> _PROMPT_
Scan the records below for lines with the word "title", then state how many you find and nothing else.

> _Stored entries_
>> Begin
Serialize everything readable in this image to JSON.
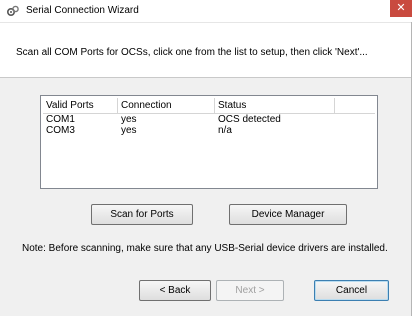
{
  "window": {
    "title": "Serial Connection Wizard",
    "close_glyph": "✕",
    "icon": "wizard-gear-icon"
  },
  "instruction": "Scan all COM Ports for OCSs, click one from the list to setup, then click 'Next'...",
  "ports_list": {
    "columns": [
      "Valid Ports",
      "Connection",
      "Status",
      ""
    ],
    "rows": [
      {
        "port": "COM1",
        "connection": "yes",
        "status": "OCS detected"
      },
      {
        "port": "COM3",
        "connection": "yes",
        "status": "n/a"
      }
    ]
  },
  "buttons": {
    "scan": "Scan for Ports",
    "device_manager": "Device Manager",
    "back": "< Back",
    "next": "Next >",
    "cancel": "Cancel"
  },
  "note": "Note: Before scanning, make sure that any USB-Serial device drivers are installed.",
  "colors": {
    "close_button": "#c94a3f",
    "panel": "#f0f0f0"
  }
}
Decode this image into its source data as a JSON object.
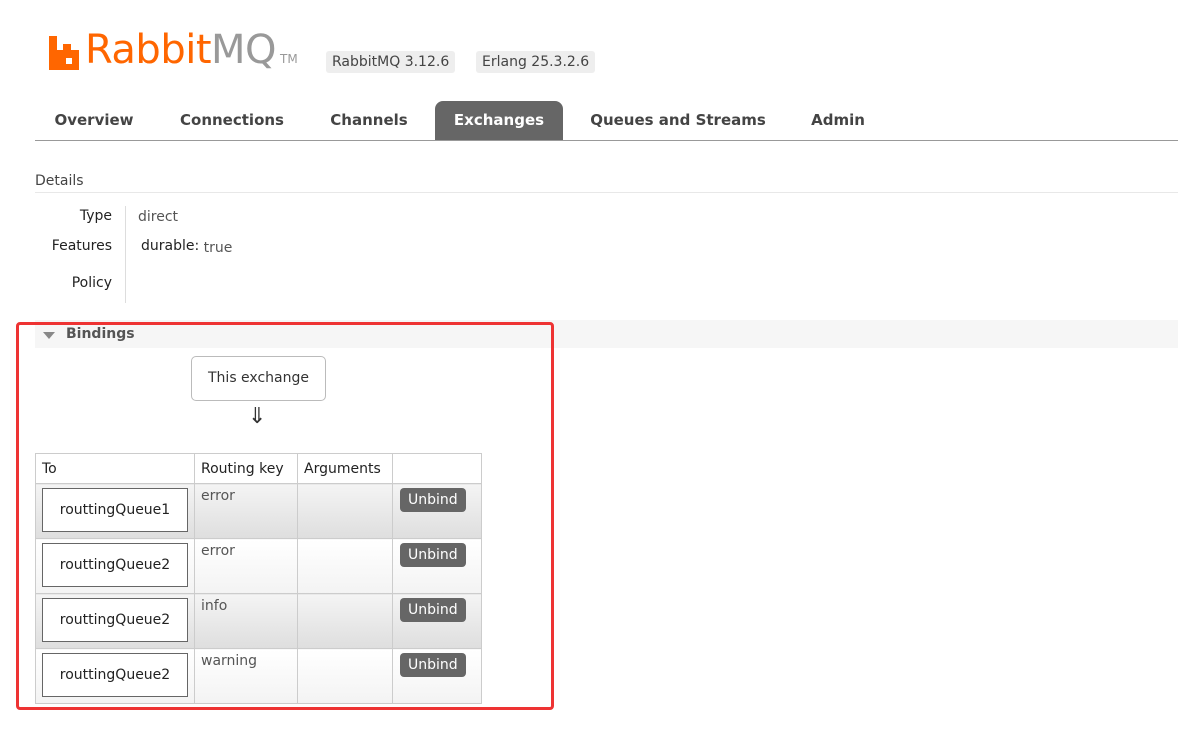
{
  "header": {
    "logo_rabbit": "Rabbit",
    "logo_mq": "MQ",
    "logo_tm": "TM",
    "rabbitmq_version": "RabbitMQ 3.12.6",
    "erlang_version": "Erlang 25.3.2.6"
  },
  "tabs": [
    {
      "label": "Overview"
    },
    {
      "label": "Connections"
    },
    {
      "label": "Channels"
    },
    {
      "label": "Exchanges",
      "active": true
    },
    {
      "label": "Queues and Streams"
    },
    {
      "label": "Admin"
    }
  ],
  "details": {
    "title": "Details",
    "type_label": "Type",
    "type_value": "direct",
    "features_label": "Features",
    "durable_key": "durable:",
    "durable_value": "true",
    "policy_label": "Policy"
  },
  "bindings": {
    "title": "Bindings",
    "exchange_box": "This exchange",
    "arrow": "⇓",
    "columns": {
      "to": "To",
      "routing_key": "Routing key",
      "arguments": "Arguments"
    },
    "rows": [
      {
        "queue": "routtingQueue1",
        "routing_key": "error",
        "arguments": "",
        "action": "Unbind"
      },
      {
        "queue": "routtingQueue2",
        "routing_key": "error",
        "arguments": "",
        "action": "Unbind"
      },
      {
        "queue": "routtingQueue2",
        "routing_key": "info",
        "arguments": "",
        "action": "Unbind"
      },
      {
        "queue": "routtingQueue2",
        "routing_key": "warning",
        "arguments": "",
        "action": "Unbind"
      }
    ]
  },
  "colors": {
    "brand": "#ff6600",
    "tab_active": "#666666",
    "highlight": "#ee3333"
  },
  "icons": {
    "logo": "rabbitmq-logo-icon",
    "collapse": "triangle-down-icon",
    "flow": "double-arrow-down-icon"
  }
}
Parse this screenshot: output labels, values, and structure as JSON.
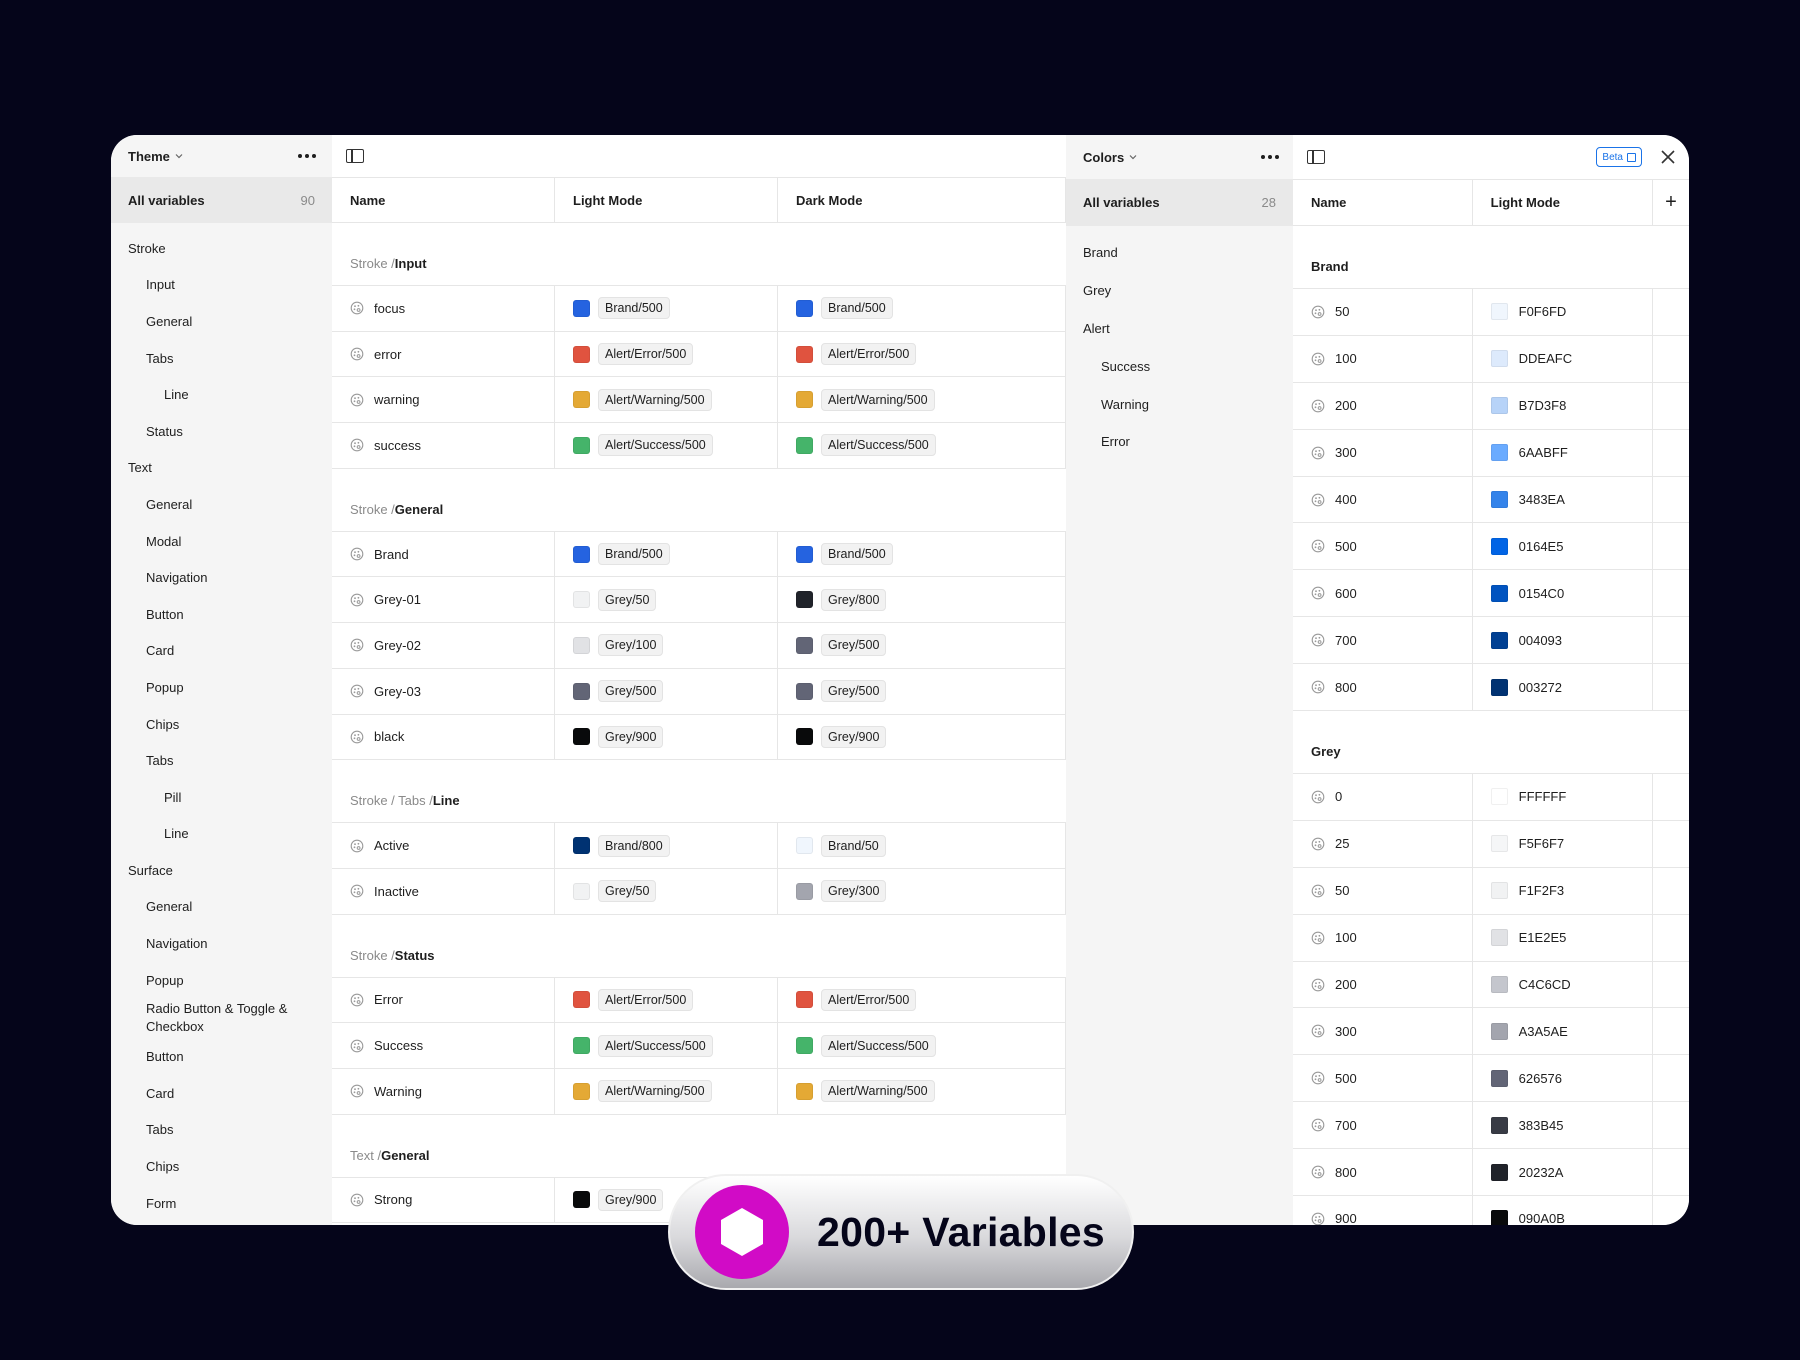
{
  "left_collection": {
    "title": "Theme",
    "all_variables_label": "All variables",
    "all_variables_count": "90",
    "tree": [
      {
        "label": "Stroke",
        "level": 0
      },
      {
        "label": "Input",
        "level": 1
      },
      {
        "label": "General",
        "level": 1
      },
      {
        "label": "Tabs",
        "level": 1
      },
      {
        "label": "Line",
        "level": 2
      },
      {
        "label": "Status",
        "level": 1
      },
      {
        "label": "Text",
        "level": 0
      },
      {
        "label": "General",
        "level": 1
      },
      {
        "label": "Modal",
        "level": 1
      },
      {
        "label": "Navigation",
        "level": 1
      },
      {
        "label": "Button",
        "level": 1
      },
      {
        "label": "Card",
        "level": 1
      },
      {
        "label": "Popup",
        "level": 1
      },
      {
        "label": "Chips",
        "level": 1
      },
      {
        "label": "Tabs",
        "level": 1
      },
      {
        "label": "Pill",
        "level": 2
      },
      {
        "label": "Line",
        "level": 2
      },
      {
        "label": "Surface",
        "level": 0
      },
      {
        "label": "General",
        "level": 1
      },
      {
        "label": "Navigation",
        "level": 1
      },
      {
        "label": "Popup",
        "level": 1
      },
      {
        "label": "Radio Button & Toggle & Checkbox",
        "level": 1,
        "multiline": true
      },
      {
        "label": "Button",
        "level": 1
      },
      {
        "label": "Card",
        "level": 1
      },
      {
        "label": "Tabs",
        "level": 1
      },
      {
        "label": "Chips",
        "level": 1
      },
      {
        "label": "Form",
        "level": 1
      }
    ]
  },
  "theme_table": {
    "columns": [
      "Name",
      "Light Mode",
      "Dark Mode"
    ],
    "groups": [
      {
        "path": "Stroke / ",
        "leaf": "Input",
        "rows": [
          {
            "name": "focus",
            "light": "Brand/500",
            "light_color": "#2563e0",
            "dark": "Brand/500",
            "dark_color": "#2563e0"
          },
          {
            "name": "error",
            "light": "Alert/Error/500",
            "light_color": "#e0533f",
            "dark": "Alert/Error/500",
            "dark_color": "#e0533f"
          },
          {
            "name": "warning",
            "light": "Alert/Warning/500",
            "light_color": "#e4a935",
            "dark": "Alert/Warning/500",
            "dark_color": "#e4a935"
          },
          {
            "name": "success",
            "light": "Alert/Success/500",
            "light_color": "#45b46a",
            "dark": "Alert/Success/500",
            "dark_color": "#45b46a"
          }
        ]
      },
      {
        "path": "Stroke / ",
        "leaf": "General",
        "rows": [
          {
            "name": "Brand",
            "light": "Brand/500",
            "light_color": "#2563e0",
            "dark": "Brand/500",
            "dark_color": "#2563e0"
          },
          {
            "name": "Grey-01",
            "light": "Grey/50",
            "light_color": "#f1f2f3",
            "dark": "Grey/800",
            "dark_color": "#20232a"
          },
          {
            "name": "Grey-02",
            "light": "Grey/100",
            "light_color": "#e1e2e5",
            "dark": "Grey/500",
            "dark_color": "#626576"
          },
          {
            "name": "Grey-03",
            "light": "Grey/500",
            "light_color": "#626576",
            "dark": "Grey/500",
            "dark_color": "#626576"
          },
          {
            "name": "black",
            "light": "Grey/900",
            "light_color": "#090a0b",
            "dark": "Grey/900",
            "dark_color": "#090a0b"
          }
        ]
      },
      {
        "path": "Stroke / Tabs / ",
        "leaf": "Line",
        "rows": [
          {
            "name": "Active",
            "light": "Brand/800",
            "light_color": "#003272",
            "dark": "Brand/50",
            "dark_color": "#f0f6fd"
          },
          {
            "name": "Inactive",
            "light": "Grey/50",
            "light_color": "#f1f2f3",
            "dark": "Grey/300",
            "dark_color": "#a3a5ae"
          }
        ]
      },
      {
        "path": "Stroke / ",
        "leaf": "Status",
        "rows": [
          {
            "name": "Error",
            "light": "Alert/Error/500",
            "light_color": "#e0533f",
            "dark": "Alert/Error/500",
            "dark_color": "#e0533f"
          },
          {
            "name": "Success",
            "light": "Alert/Success/500",
            "light_color": "#45b46a",
            "dark": "Alert/Success/500",
            "dark_color": "#45b46a"
          },
          {
            "name": "Warning",
            "light": "Alert/Warning/500",
            "light_color": "#e4a935",
            "dark": "Alert/Warning/500",
            "dark_color": "#e4a935"
          }
        ]
      },
      {
        "path": "Text / ",
        "leaf": "General",
        "rows": [
          {
            "name": "Strong",
            "light": "Grey/900",
            "light_color": "#090a0b",
            "dark": "",
            "dark_color": ""
          }
        ]
      }
    ]
  },
  "right_collection": {
    "title": "Colors",
    "all_variables_label": "All variables",
    "all_variables_count": "28",
    "tree": [
      {
        "label": "Brand",
        "level": 0
      },
      {
        "label": "Grey",
        "level": 0
      },
      {
        "label": "Alert",
        "level": 0
      },
      {
        "label": "Success",
        "level": 1
      },
      {
        "label": "Warning",
        "level": 1
      },
      {
        "label": "Error",
        "level": 1
      }
    ],
    "beta_label": "Beta"
  },
  "colors_table": {
    "columns": [
      "Name",
      "Light Mode"
    ],
    "add_label": "+",
    "groups": [
      {
        "title": "Brand",
        "rows": [
          {
            "name": "50",
            "value": "F0F6FD",
            "color": "#f0f6fd"
          },
          {
            "name": "100",
            "value": "DDEAFC",
            "color": "#ddeafc"
          },
          {
            "name": "200",
            "value": "B7D3F8",
            "color": "#b7d3f8"
          },
          {
            "name": "300",
            "value": "6AABFF",
            "color": "#6aabff"
          },
          {
            "name": "400",
            "value": "3483EA",
            "color": "#3483ea"
          },
          {
            "name": "500",
            "value": "0164E5",
            "color": "#0164e5"
          },
          {
            "name": "600",
            "value": "0154C0",
            "color": "#0154c0"
          },
          {
            "name": "700",
            "value": "004093",
            "color": "#004093"
          },
          {
            "name": "800",
            "value": "003272",
            "color": "#003272"
          }
        ]
      },
      {
        "title": "Grey",
        "rows": [
          {
            "name": "0",
            "value": "FFFFFF",
            "color": "#ffffff"
          },
          {
            "name": "25",
            "value": "F5F6F7",
            "color": "#f5f6f7"
          },
          {
            "name": "50",
            "value": "F1F2F3",
            "color": "#f1f2f3"
          },
          {
            "name": "100",
            "value": "E1E2E5",
            "color": "#e1e2e5"
          },
          {
            "name": "200",
            "value": "C4C6CD",
            "color": "#c4c6cd"
          },
          {
            "name": "300",
            "value": "A3A5AE",
            "color": "#a3a5ae"
          },
          {
            "name": "500",
            "value": "626576",
            "color": "#626576"
          },
          {
            "name": "700",
            "value": "383B45",
            "color": "#383b45"
          },
          {
            "name": "800",
            "value": "20232A",
            "color": "#20232a"
          },
          {
            "name": "900",
            "value": "090A0B",
            "color": "#090a0b"
          }
        ]
      }
    ]
  },
  "badge": {
    "text": "200+ Variables",
    "icon": "hexagon-icon",
    "accent": "#d10bc6"
  }
}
>> End
> _EXERCISE RESULT_
7